■ 練習說明
從含有「銅製程世代，加速壽命試驗下的」的那幾個字起，抄錄到「結，並提出未來可改善的方向。」為止，照原文一字不改地抄下這篇談半導體缺陷檢測的短文中的這一段。

半導體積體電路的製造過程是歷經數百個製程步驟，而且涵蓋了物理、化學、熱力學、動力學、機械…等複雜領域交互配合而成。在製造過程中，難免會產生缺陷（defect），有些缺陷並不容易用傳統的測試方法發現，直到使用了一段時間後，這個缺陷才使電路的執行效率減低，進而發生故障。因此要如何提早發現而避免類似情況的發生就有許多方法被討論。
銅製程世代，加速壽命試驗下的失效模式是否具有代表性，關鍵是如何掌握適當的加速因子。面對元件尺寸不斷微縮，曾經是靜態的缺陷，現在己經變成延遲缺陷且不是百分之百能以傳統的測試流程完全偵測。將電壓與溫度作為加速因子並且以動態方式將適當應力加諸於積體電路部分電路中將會有助於缺陷的活化，並在分析電性測試資料在應力作用後的改變，可有效幫助我們及早偵測潛在缺陷可存在。
本篇論文首先介紹可靠度工程的相關理論基礎及定義，並簡單介紹如何進行加速夀命測試及數位積體電路測試法。接著深入探討半導體製程技術的演進，也會詳細說明傳統鋁製程和奈米銅製程之間的主要差異和新潛在缺陷產生的可能成因。了解造成失效模式的製程潛在缺陷後，可以藉由選擇適當的DVS應力條件與測試分析方法，對奈米銅製程缺陷活化與檢測有效度達到最佳化的調整。最後對本論文所討論議題做一總結，並提出未來可改善的方向。

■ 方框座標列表
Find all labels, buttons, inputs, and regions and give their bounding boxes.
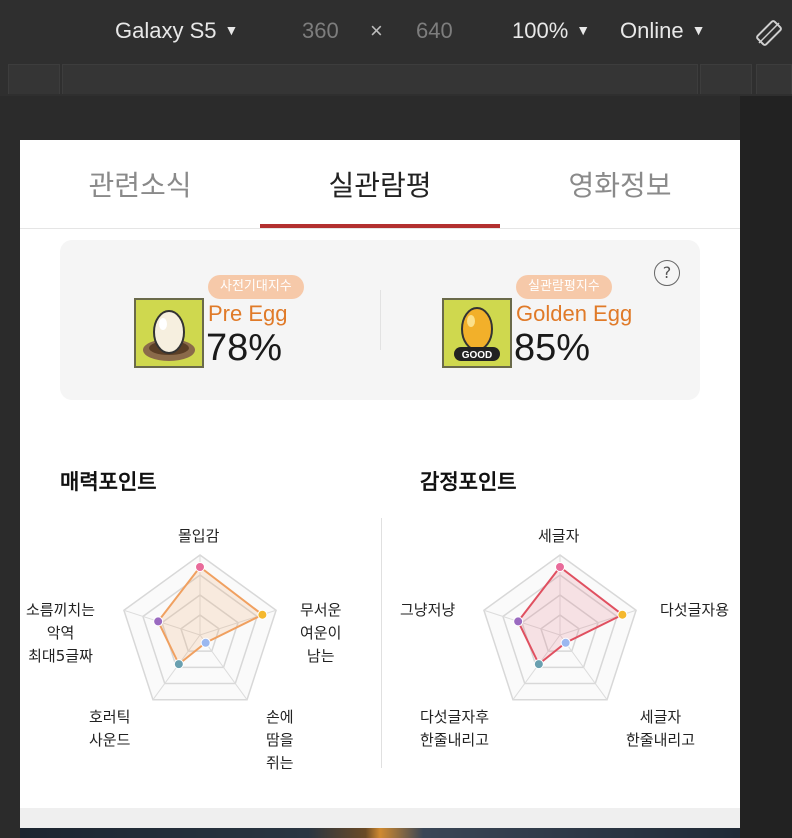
charm-radar-point [257,609,268,620]
emotion-radar-chart [483,554,637,701]
golden-egg-pill: 실관람평지수 [516,275,612,299]
ruler-segment[interactable] [756,64,792,94]
device-select[interactable]: Galaxy S5 ▼ [115,18,238,44]
charm-radar-point [195,562,205,572]
movie-still-image [20,828,740,838]
media-query-rulers [0,62,792,96]
devtools-toolbar: Galaxy S5 ▼ 360 × 640 100% ▼ Online ▼ [0,0,792,62]
chevron-down-icon: ▼ [224,22,239,38]
height-field[interactable]: 640 [416,18,453,44]
zoom-select[interactable]: 100% ▼ [512,18,590,44]
pre-egg-icon [134,298,204,368]
charm-label-creepy-villain: 소름끼치는 악역 최대5글짜 [26,601,96,665]
egg-divider [380,290,381,350]
tab-news[interactable]: 관련소식 [20,164,260,204]
viewport-background [740,96,792,838]
chevron-down-icon: ▼ [691,22,706,38]
golden-egg-block: 실관람평지수 GOOD Golden Egg 85% [408,275,632,375]
emotion-label-three-chars: 세글자 [538,527,580,545]
pre-egg-block: 사전기대지수 Pre Egg 78% [100,275,320,375]
device-viewport: 관련소식 실관람평 영화정보 ? 사전기대지수 Pre Egg 78% 실관람평… [20,140,740,838]
emotion-label-three-chars-wrap: 세글자 한줄내리고 [626,708,696,749]
times-icon: × [370,18,383,43]
pre-egg-pill: 사전기대지수 [208,275,304,299]
charm-label-immersion: 몰입감 [178,527,220,545]
emotion-radar-point [617,609,628,620]
zoom-label: 100% [512,18,569,43]
emotion-label-so-so: 그냥저냥 [400,601,456,619]
radar-divider [381,518,382,768]
emotion-radar-point [555,562,565,572]
charm-radar-point [173,659,184,670]
emotion-point-title: 감정포인트 [420,470,517,494]
pre-egg-percent: 78% [206,327,283,369]
golden-egg-percent: 85% [514,327,591,369]
width-field[interactable]: 360 [302,18,339,44]
charm-radar-chart [123,554,277,701]
good-badge: GOOD [462,350,493,361]
emotion-radar-point [533,659,544,670]
charm-radar-point [153,616,164,627]
golden-egg-icon: GOOD [442,298,512,368]
charm-label-scary-aftertaste: 무서운 여운이 남는 [300,601,342,665]
emotion-radar-point [513,616,524,627]
charm-point-title: 매력포인트 [60,470,157,494]
tab-bar: 관련소식 실관람평 영화정보 [20,140,740,229]
tab-reviews[interactable]: 실관람평 [260,164,500,204]
charm-radar-point [200,637,211,648]
emotion-radar-point [560,637,571,648]
emotion-label-five-chars-wrap: 다섯글자후 한줄내리고 [420,708,490,749]
charm-label-sweaty-palms: 손에 땀을 쥐는 [266,708,294,772]
tab-movie-info[interactable]: 영화정보 [500,164,740,204]
ruler-segment[interactable] [62,64,698,94]
emotion-label-five-chars: 다섯글자용 [660,601,730,619]
egg-index-card: ? 사전기대지수 Pre Egg 78% 실관람평지수 GOOD Golden … [60,240,700,400]
rotate-icon[interactable] [756,20,782,46]
golden-egg-name: Golden Egg [516,301,633,326]
ruler-segment[interactable] [8,64,60,94]
ruler-segment[interactable] [700,64,752,94]
device-label: Galaxy S5 [115,18,217,43]
network-select[interactable]: Online ▼ [620,18,705,44]
chevron-down-icon: ▼ [576,22,591,38]
pre-egg-name: Pre Egg [208,301,288,326]
active-tab-indicator [260,224,500,228]
network-label: Online [620,18,684,43]
help-icon[interactable]: ? [654,260,680,286]
charm-label-horror-sound: 호러틱 사운드 [89,708,131,749]
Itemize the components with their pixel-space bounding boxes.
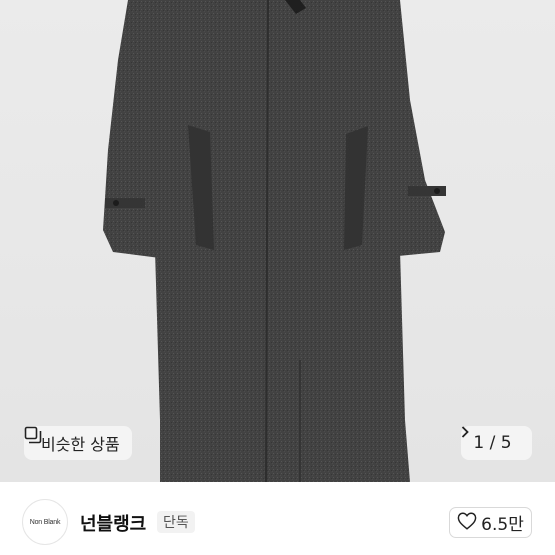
similar-items-label: 비슷한 상품 — [41, 435, 120, 454]
coat-illustration — [103, 0, 446, 482]
heart-icon — [457, 511, 477, 534]
seller-avatar[interactable]: Non Blank — [22, 499, 68, 545]
like-button[interactable]: 6.5만 — [449, 507, 532, 538]
image-pager-button[interactable]: 1 / 5 — [461, 426, 532, 460]
like-count: 6.5만 — [481, 515, 524, 535]
exclusive-badge: 단독 — [157, 511, 195, 533]
image-pager-text: 1 / 5 — [473, 433, 512, 453]
product-image[interactable]: 비슷한 상품 1 / 5 — [0, 0, 555, 482]
similar-items-button[interactable]: 비슷한 상품 — [24, 426, 132, 460]
seller-avatar-logo: Non Blank — [29, 518, 61, 526]
seller-name[interactable]: 넌블랭크 — [80, 510, 146, 536]
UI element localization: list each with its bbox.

■ 本題解答
銅製程世代，加速壽命試驗下的失效模式是否具有代表性，關鍵是如何掌握適當的加速因子。面對元件尺寸不斷微縮，曾經是靜態的缺陷，現在己經變成延遲缺陷且不是百分之百能以傳統的測試流程完全偵測。將電壓與溫度作為加速因子並且以動態方式將適當應力加諸於積體電路部分電路中將會有助於缺陷的活化，並在分析電性測試資料在應力作用後的改變，可有效幫助我們及早偵測潛在缺陷可存在。
本篇論文首先介紹可靠度工程的相關理論基礎及定義，並簡單介紹如何進行加速夀命測試及數位積體電路測試法。接著深入探討半導體製程技術的演進，也會詳細說明傳統鋁製程和奈米銅製程之間的主要差異和新潛在缺陷產生的可能成因。了解造成失效模式的製程潛在缺陷後，可以藉由選擇適當的DVS應力條件與測試分析方法，對奈米銅製程缺陷活化與檢測有效度達到最佳化的調整。最後對本論文所討論議題做一總結，並提出未來可改善的方向。